_Materials provided_.
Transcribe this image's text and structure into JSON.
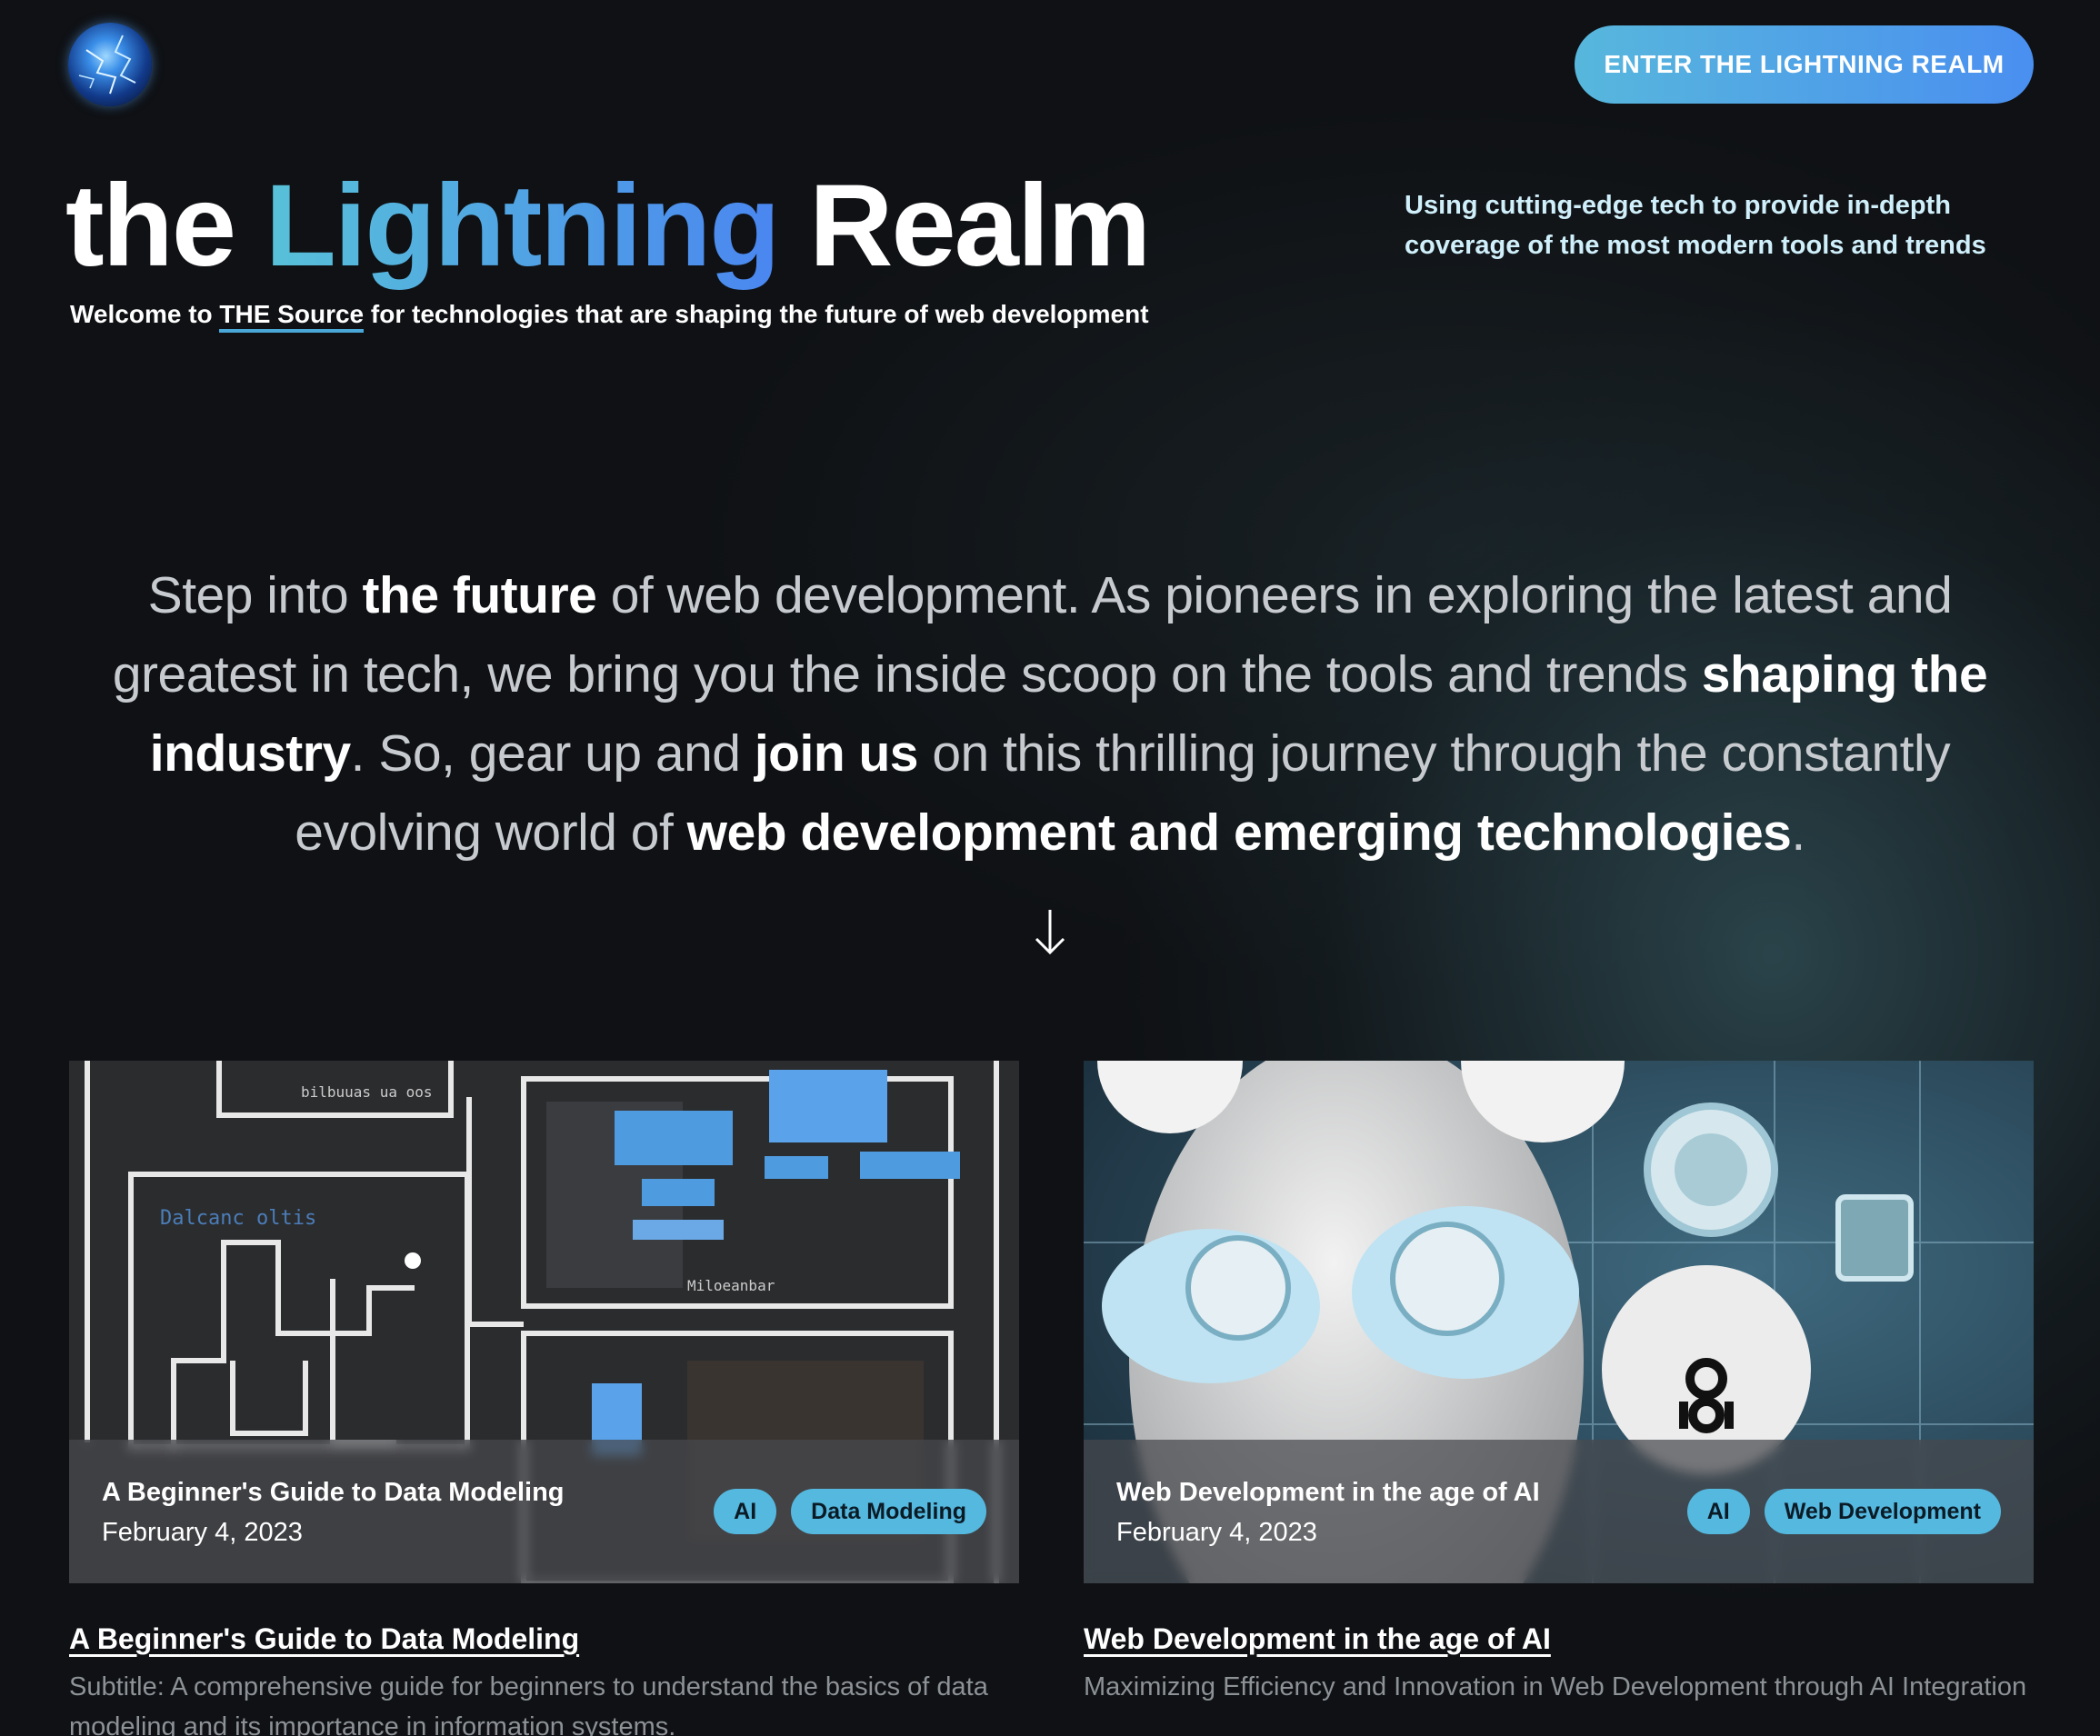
{
  "header": {
    "logo_alt": "Lightning globe logo",
    "enter_button": "ENTER THE LIGHTNING REALM"
  },
  "hero": {
    "title_pre": "the",
    "title_accent": "Lightning",
    "title_post": "Realm",
    "welcome_pre": "Welcome to",
    "welcome_link": "THE Source",
    "welcome_post": "for technologies that are shaping the future of web development",
    "tagline": "Using cutting-edge tech to provide in-depth coverage of the most modern tools and trends"
  },
  "intro": {
    "p1": "Step into",
    "b1": "the future",
    "p2": "of web development. As pioneers in exploring the latest and greatest in tech, we bring you the inside scoop on the tools and trends",
    "b2": "shaping the industry",
    "p3": ". So, gear up and",
    "b3": "join us",
    "p4": "on this thrilling journey through the constantly evolving world of",
    "b4": "web development and emerging technologies",
    "p5": "."
  },
  "posts": [
    {
      "overlay_title": "A Beginner's Guide to Data Modeling",
      "date": "February 4, 2023",
      "tags": [
        "AI",
        "Data Modeling"
      ],
      "title": "A Beginner's Guide to Data Modeling",
      "subtitle": "Subtitle: A comprehensive guide for beginners to understand the basics of data modeling and its importance in information systems."
    },
    {
      "overlay_title": "Web Development in the age of AI",
      "date": "February 4, 2023",
      "tags": [
        "AI",
        "Web Development"
      ],
      "title": "Web Development in the age of AI",
      "subtitle": "Maximizing Efficiency and Innovation in Web Development through AI Integration"
    }
  ],
  "colors": {
    "background": "#0f1114",
    "accent_start": "#58c1d8",
    "accent_end": "#4a86f0",
    "tag_bg": "#55b8df"
  }
}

_Exercise brief_.
Go through the material line by line. Show each line that contains the string "technologies".

_Task answer_.
    "welcome_post": "for technologies that are shaping the future of web development",
    "b4": "web development and emerging technologies",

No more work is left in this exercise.